■ Data entries

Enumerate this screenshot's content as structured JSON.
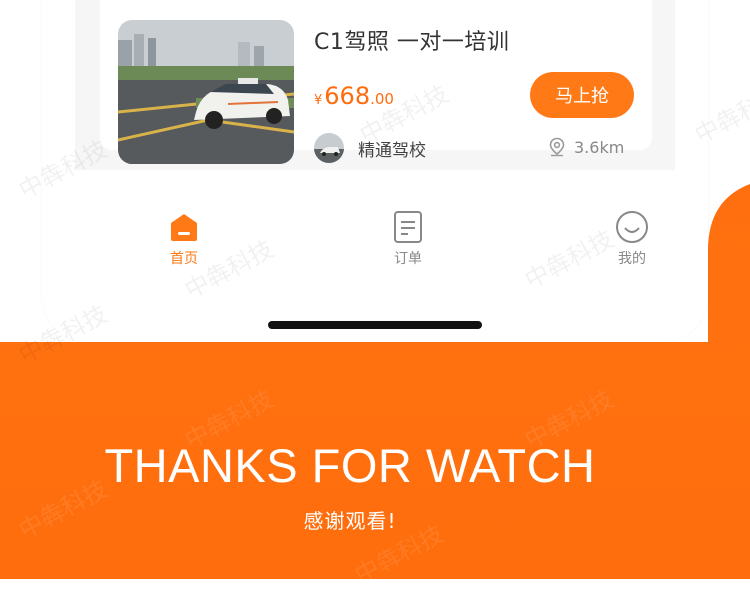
{
  "colors": {
    "accent": "#ff7a17",
    "price": "#ff6b0d",
    "backdrop": "#ff6f0f"
  },
  "course": {
    "title": "C1驾照 一对一培训",
    "price_currency": "¥",
    "price_integer": "668",
    "price_decimal": ".00",
    "buy_label": "马上抢",
    "school_name": "精通驾校",
    "distance": "3.6km"
  },
  "tabs": [
    {
      "label": "首页",
      "icon": "home-icon",
      "active": true
    },
    {
      "label": "订单",
      "icon": "order-document-icon",
      "active": false
    },
    {
      "label": "我的",
      "icon": "smiley-profile-icon",
      "active": false
    }
  ],
  "closing": {
    "title": "THANKS FOR WATCH",
    "subtitle": "感谢观看!"
  },
  "watermark": "中犇科技"
}
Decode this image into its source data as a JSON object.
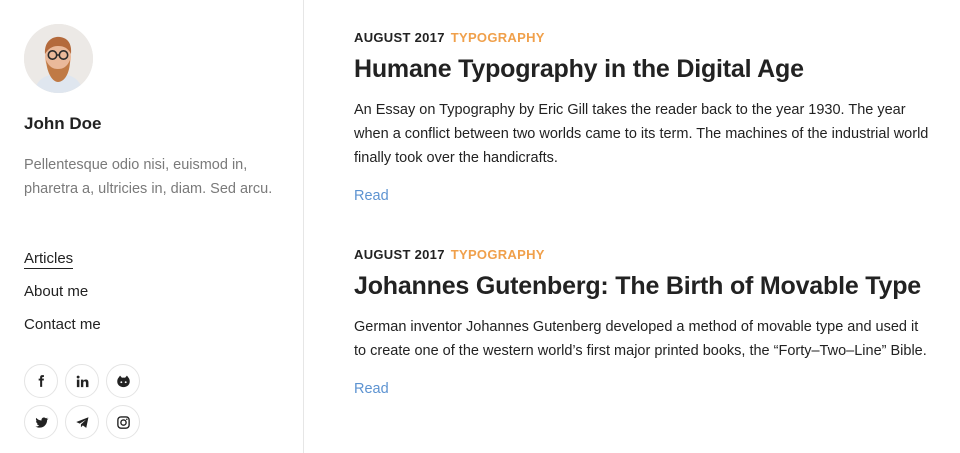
{
  "sidebar": {
    "author_name": "John Doe",
    "bio": "Pellentesque odio nisi, euismod in, pharetra a, ultricies in, diam. Sed arcu.",
    "menu": [
      {
        "label": "Articles",
        "active": true
      },
      {
        "label": "About me",
        "active": false
      },
      {
        "label": "Contact me",
        "active": false
      }
    ],
    "social_icons": [
      "facebook-icon",
      "linkedin-icon",
      "github-icon",
      "twitter-icon",
      "telegram-icon",
      "instagram-icon"
    ]
  },
  "posts": [
    {
      "date": "AUGUST 2017",
      "category": "TYPOGRAPHY",
      "title": "Humane Typography in the Digital Age",
      "excerpt": "An Essay on Typography by Eric Gill takes the reader back to the year 1930. The year when a conflict between two worlds came to its term. The machines of the industrial world finally took over the handicrafts.",
      "read_label": "Read"
    },
    {
      "date": "AUGUST 2017",
      "category": "TYPOGRAPHY",
      "title": "Johannes Gutenberg: The Birth of Movable Type",
      "excerpt": "German inventor Johannes Gutenberg developed a method of movable type and used it to create one of the western world’s first major printed books, the “Forty–Two–Line” Bible.",
      "read_label": "Read"
    }
  ],
  "colors": {
    "category": "#f0a04b",
    "link": "#5d93d1",
    "muted_text": "#7a7a7a",
    "divider": "#e6e6e6"
  }
}
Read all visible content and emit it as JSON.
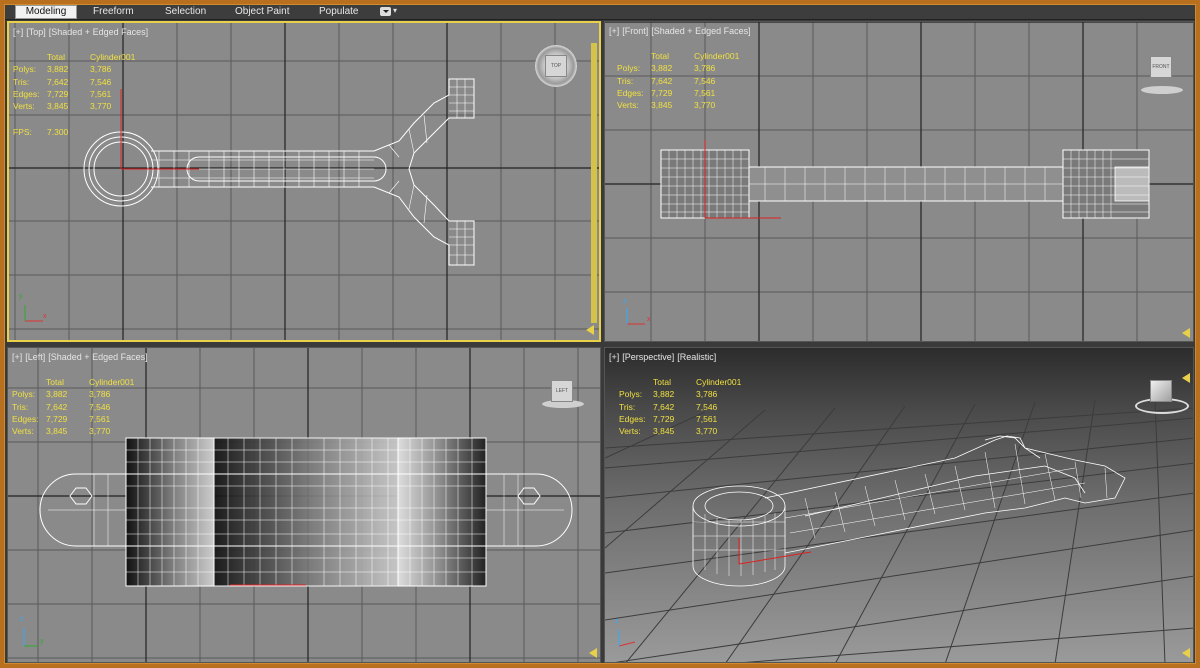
{
  "ribbon": {
    "tabs": [
      "Modeling",
      "Freeform",
      "Selection",
      "Object Paint",
      "Populate"
    ],
    "active_tab": "Modeling"
  },
  "stats_labels": {
    "total": "Total",
    "object": "Cylinder001",
    "polys": "Polys:",
    "tris": "Tris:",
    "edges": "Edges:",
    "verts": "Verts:",
    "fps": "FPS:"
  },
  "stats_values": {
    "polys_total": "3,882",
    "polys_obj": "3,786",
    "tris_total": "7,642",
    "tris_obj": "7,546",
    "edges_total": "7,729",
    "edges_obj": "7,561",
    "verts_total": "3,845",
    "verts_obj": "3,770",
    "fps": "7.300"
  },
  "viewports": {
    "top": {
      "plus": "[+]",
      "view": "[Top]",
      "shading": "[Shaded + Edged Faces]",
      "cube": "TOP"
    },
    "front": {
      "plus": "[+]",
      "view": "[Front]",
      "shading": "[Shaded + Edged Faces]",
      "cube": "FRONT"
    },
    "left": {
      "plus": "[+]",
      "view": "[Left]",
      "shading": "[Shaded + Edged Faces]",
      "cube": "LEFT"
    },
    "persp": {
      "plus": "[+]",
      "view": "[Perspective]",
      "shading": "[Realistic]"
    }
  },
  "axes": {
    "x": "x",
    "y": "y",
    "z": "z"
  },
  "colors": {
    "accent_frame": "#b86f1e",
    "active_viewport": "#e8d04a",
    "stats_text": "#f0e040",
    "viewport_bg": "#8a8a8a",
    "wire": "#ffffff",
    "grid": "#222222"
  }
}
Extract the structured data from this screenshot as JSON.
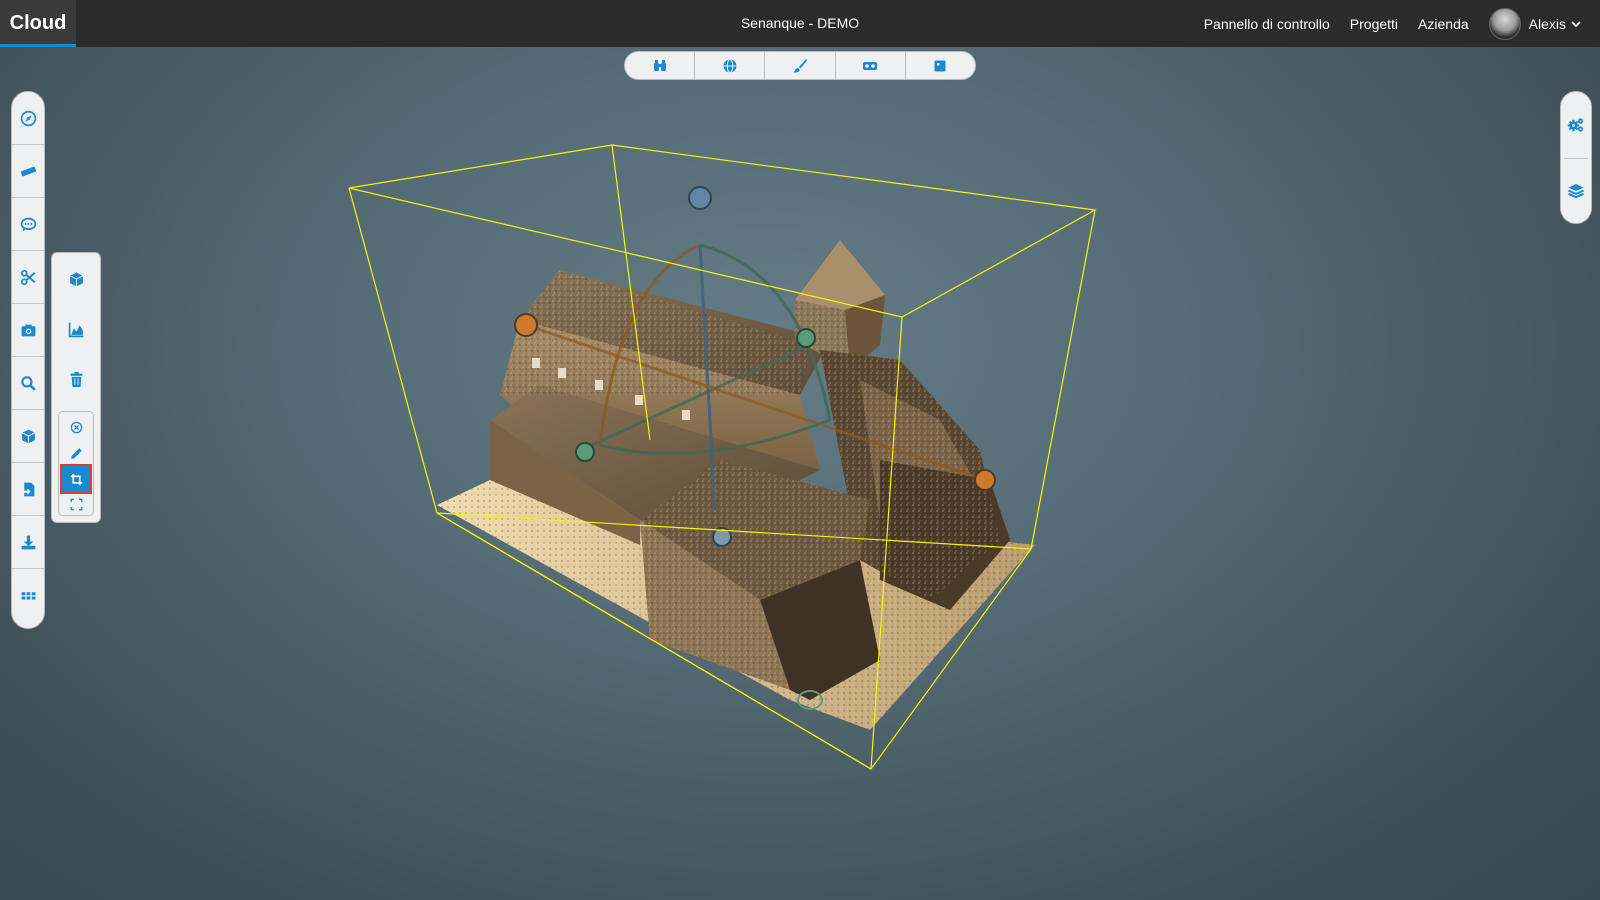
{
  "app": {
    "logo": "Cloud",
    "project_title": "Senanque - DEMO"
  },
  "nav": {
    "items": [
      {
        "label": "Pannello di controllo"
      },
      {
        "label": "Progetti"
      },
      {
        "label": "Azienda"
      }
    ],
    "user": {
      "name": "Alexis"
    }
  },
  "modebar": {
    "buttons": [
      {
        "icon": "binoculars-icon"
      },
      {
        "icon": "globe-icon"
      },
      {
        "icon": "paintbrush-icon"
      },
      {
        "icon": "vr-headset-icon"
      },
      {
        "icon": "square-panel-icon"
      }
    ]
  },
  "left_toolbar": {
    "tools": [
      {
        "icon": "compass-icon"
      },
      {
        "icon": "ruler-icon"
      },
      {
        "icon": "comment-icon"
      },
      {
        "icon": "scissors-icon"
      },
      {
        "icon": "camera-icon"
      },
      {
        "icon": "search-icon"
      },
      {
        "icon": "cube-icon"
      },
      {
        "icon": "file-import-icon"
      },
      {
        "icon": "download-icon"
      },
      {
        "icon": "apps-grid-icon"
      }
    ]
  },
  "clip_panel": {
    "tools": [
      {
        "icon": "cube-icon"
      },
      {
        "icon": "chart-area-icon"
      },
      {
        "icon": "trash-icon"
      }
    ],
    "subtools": [
      {
        "icon": "close-circle-icon",
        "active": false
      },
      {
        "icon": "pencil-icon",
        "active": false
      },
      {
        "icon": "crop-icon",
        "active": true
      },
      {
        "icon": "expand-icon",
        "active": false
      }
    ]
  },
  "right_toolbar": {
    "tools": [
      {
        "icon": "gears-icon"
      },
      {
        "icon": "layers-icon"
      }
    ]
  },
  "colors": {
    "accent": "#1a8ad0",
    "topbar": "#2b2b2b",
    "clip_box": "#f5f500",
    "active_outline": "#e53935"
  }
}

■ Problem details
Read the entries and pick out all lines that include the word "structured".

■ Output of the exercise
Enumerate this screenshot's content as structured JSON.
Extract the structured data from this screenshot as JSON.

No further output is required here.